● **Task instructions**: Exactly as written, retype the listing below, omitting the pictures.
─── Data listing ───
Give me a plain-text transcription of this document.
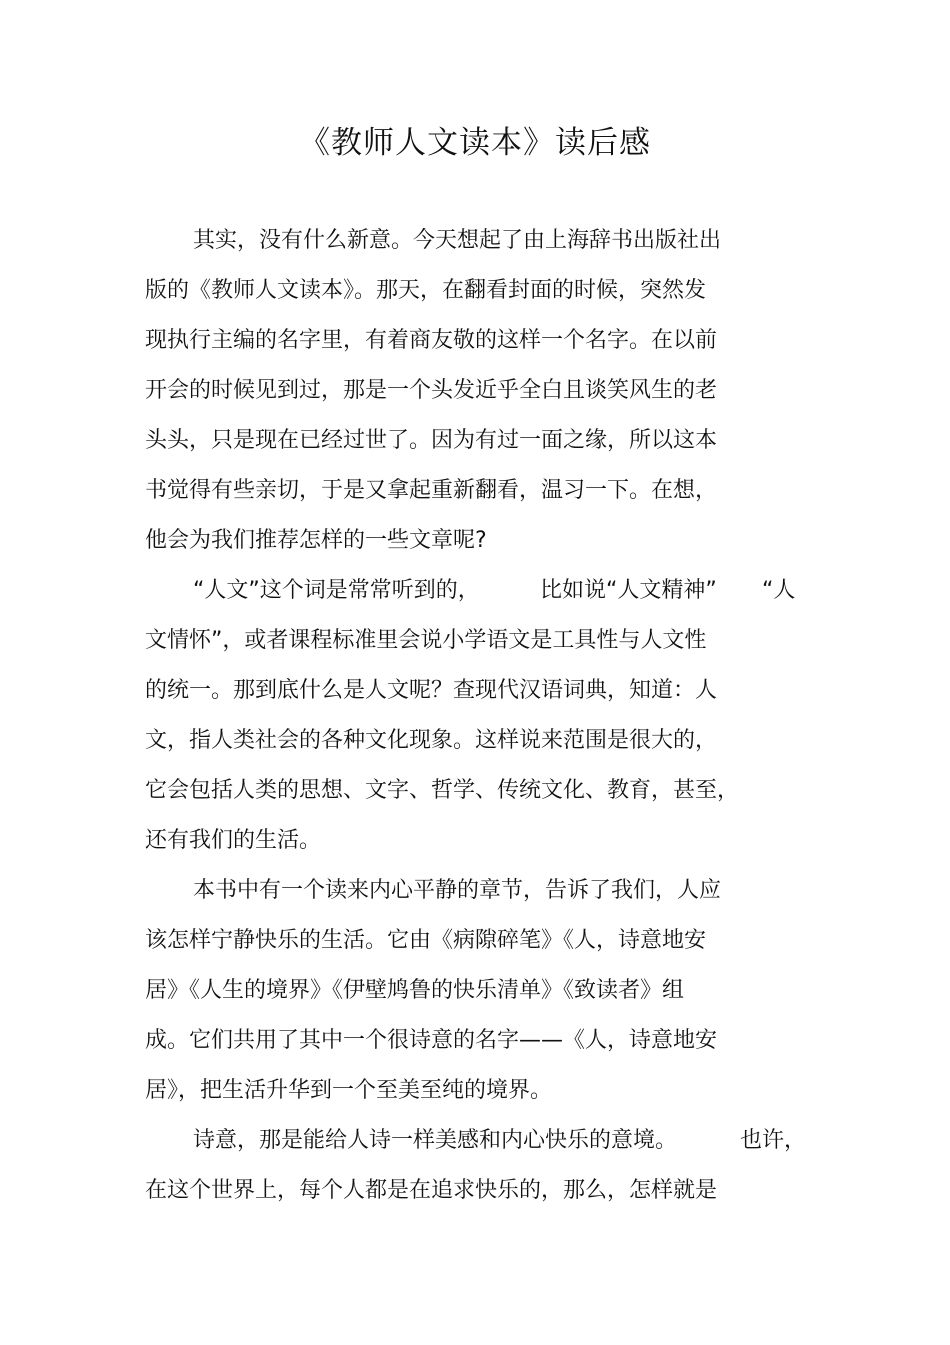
《教师人文读本》读后感

其实，没有什么新意。今天想起了由上海辞书出版社出

版的《教师人文读本》。那天，在翻看封面的时候，突然发

现执行主编的名字里，有着商友敬的这样一个名字。在以前

开会的时候见到过，那是一个头发近乎全白且谈笑风生的老

头头，只是现在已经过世了。因为有过一面之缘，所以这本

书觉得有些亲切，于是又拿起重新翻看，温习一下。在想，

他会为我们推荐怎样的一些文章呢?

“人文”这个词是常常听到的，	比如说“人文精神” “人

文情怀”，或者课程标准里会说小学语文是工具性与人文性

的统一。那到底什么是人文呢？查现代汉语词典，知道：人

文，指人类社会的各种文化现象。这样说来范围是很大的，

它会包括人类的思想、文字、哲学、传统文化、教育，甚至，

还有我们的生活。

本书中有一个读来内心平静的章节，告诉了我们，人应

该怎样宁静快乐的生活。它由《病隙碎笔》《人，诗意地安

居》《人生的境界》《伊壁鸠鲁的快乐清单》《致读者》组

成。它们共用了其中一个很诗意的名字——《人，诗意地安

居》，把生活升华到一个至美至纯的境界。

诗意，那是能给人诗一样美感和内心快乐的意境。	也许，

在这个世界上，每个人都是在追求快乐的，那么，怎样就是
───
● **Solution to this problem**:
Give me a plain-text transcription of this document.
《教师人文读本》读后感

其实，没有什么新意。今天想起了由上海辞书出版社出

版的《教师人文读本》。那天，在翻看封面的时候，突然发

现执行主编的名字里，有着商友敬的这样一个名字。在以前

开会的时候见到过，那是一个头发近乎全白且谈笑风生的老

头头，只是现在已经过世了。因为有过一面之缘，所以这本

书觉得有些亲切，于是又拿起重新翻看，温习一下。在想，

他会为我们推荐怎样的一些文章呢?

“人文”这个词是常常听到的，	比如说“人文精神” “人

文情怀”，或者课程标准里会说小学语文是工具性与人文性

的统一。那到底什么是人文呢？查现代汉语词典，知道：人

文，指人类社会的各种文化现象。这样说来范围是很大的，

它会包括人类的思想、文字、哲学、传统文化、教育，甚至，

还有我们的生活。

本书中有一个读来内心平静的章节，告诉了我们，人应

该怎样宁静快乐的生活。它由《病隙碎笔》《人，诗意地安

居》《人生的境界》《伊壁鸠鲁的快乐清单》《致读者》组

成。它们共用了其中一个很诗意的名字——《人，诗意地安

居》，把生活升华到一个至美至纯的境界。

诗意，那是能给人诗一样美感和内心快乐的意境。	也许，

在这个世界上，每个人都是在追求快乐的，那么，怎样就是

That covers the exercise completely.